#### Texto
=======

A Hora da Ciência
PUBLICIDADE
A Hora da Ciência

Médicos e cientistas abordam diferentes aspectos da saúde.

Informações da coluna
Por

Quando as águas da enchente começam a baixar, o foco das preocupações muda. Doenças transmitidas ou facilitadas pela água começam a se espalhar. Neste momento, a população precisa de informações essenciais, sobre prevenção, sintomas e tratamento.

As doenças mais comuns após enchentes são leptospirose, causada por bactéria transmitida por urina de roedores; hepatite A, causada por vírus presente no esgoto; tétano; picadas e mordidas de animais peçonhentos; diarreias agudas causadas por vírus, bactérias e parasitas encontrados no esgoto; e doenças respiratórias, como gripe ou covid que, nos abrigos onde aglomeram-se pessoas, têm mais facilidade de de espalhar. A população precisa que lhe digam como se proteger, identificar os sintomas, e saber quando e onde procurar atendimento. Mas onde as vítimas das chuvas podem encontrar tudo isso?

=======

#### Questões propostas
A: Responda com base no texto sobre doenças após enchentes:
(i) Segundo a descrição da coluna, o que médicos e cientistas abordam?
(ii) Em que momento o foco das preocupações muda?
(iii) Como é transmitida a bactéria que causa a leptospirose?
B: Enumere tudo o que o texto sobre doenças após enchentes aponta como as doenças mais comuns depois de uma enchente.
C: Transcreva do texto sobre doenças após enchentes o trecho que começa em "Quando as águas" e segue até "sintomas e tratamento.".

#### Listagem fornecida
=======

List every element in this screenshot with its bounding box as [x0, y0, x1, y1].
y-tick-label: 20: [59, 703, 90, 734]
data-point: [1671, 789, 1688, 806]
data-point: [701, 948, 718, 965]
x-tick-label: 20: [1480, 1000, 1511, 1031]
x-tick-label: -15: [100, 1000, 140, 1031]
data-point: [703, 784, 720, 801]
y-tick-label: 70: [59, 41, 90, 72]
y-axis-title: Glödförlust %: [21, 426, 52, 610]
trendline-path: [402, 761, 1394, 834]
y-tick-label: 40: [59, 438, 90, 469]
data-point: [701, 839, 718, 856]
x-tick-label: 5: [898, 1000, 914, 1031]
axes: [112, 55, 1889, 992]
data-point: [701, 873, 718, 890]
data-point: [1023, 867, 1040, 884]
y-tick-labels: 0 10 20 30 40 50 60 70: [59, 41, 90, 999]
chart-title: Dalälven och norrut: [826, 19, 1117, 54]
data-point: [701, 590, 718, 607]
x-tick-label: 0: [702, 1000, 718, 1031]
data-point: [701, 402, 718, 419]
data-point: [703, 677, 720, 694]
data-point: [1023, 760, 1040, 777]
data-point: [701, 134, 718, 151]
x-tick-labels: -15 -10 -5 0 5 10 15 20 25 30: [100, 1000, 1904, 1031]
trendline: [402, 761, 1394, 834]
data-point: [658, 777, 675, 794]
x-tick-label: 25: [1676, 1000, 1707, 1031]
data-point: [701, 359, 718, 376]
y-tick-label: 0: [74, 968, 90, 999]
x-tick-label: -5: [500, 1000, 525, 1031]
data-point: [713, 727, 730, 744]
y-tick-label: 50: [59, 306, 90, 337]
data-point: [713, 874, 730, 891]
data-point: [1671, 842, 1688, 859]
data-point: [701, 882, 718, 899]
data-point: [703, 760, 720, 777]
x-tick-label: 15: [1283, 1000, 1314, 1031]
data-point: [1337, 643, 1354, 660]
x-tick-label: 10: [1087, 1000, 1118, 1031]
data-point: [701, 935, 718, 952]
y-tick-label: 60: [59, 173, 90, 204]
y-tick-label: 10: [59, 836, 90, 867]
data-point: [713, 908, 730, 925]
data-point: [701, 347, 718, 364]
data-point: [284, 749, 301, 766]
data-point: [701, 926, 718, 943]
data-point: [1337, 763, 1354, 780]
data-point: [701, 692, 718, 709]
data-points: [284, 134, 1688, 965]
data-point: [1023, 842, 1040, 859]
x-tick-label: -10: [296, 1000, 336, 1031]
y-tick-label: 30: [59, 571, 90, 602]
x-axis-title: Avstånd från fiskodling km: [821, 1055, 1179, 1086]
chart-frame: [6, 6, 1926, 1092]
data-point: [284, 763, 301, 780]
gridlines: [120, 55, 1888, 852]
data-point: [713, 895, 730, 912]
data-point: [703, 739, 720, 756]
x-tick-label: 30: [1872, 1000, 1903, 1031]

=======

#### Respostas esperadas
A:
(i) Diferentes aspectos da saúde.
(ii) Quando as águas da enchente começam a baixar.
(iii) Pela urina de roedores.

B:
- Leptospirose
- Hepatite A
- Tétano
- Picadas e mordidas de animais peçonhentos
- Diarreias agudas
- Doenças respiratórias, como gripe ou covid

C:
Quando as águas da enchente começam a baixar, o foco das preocupações muda. Doenças transmitidas ou facilitadas pela água começam a se espalhar. Neste momento, a população precisa de informações essenciais, sobre prevenção, sintomas e tratamento.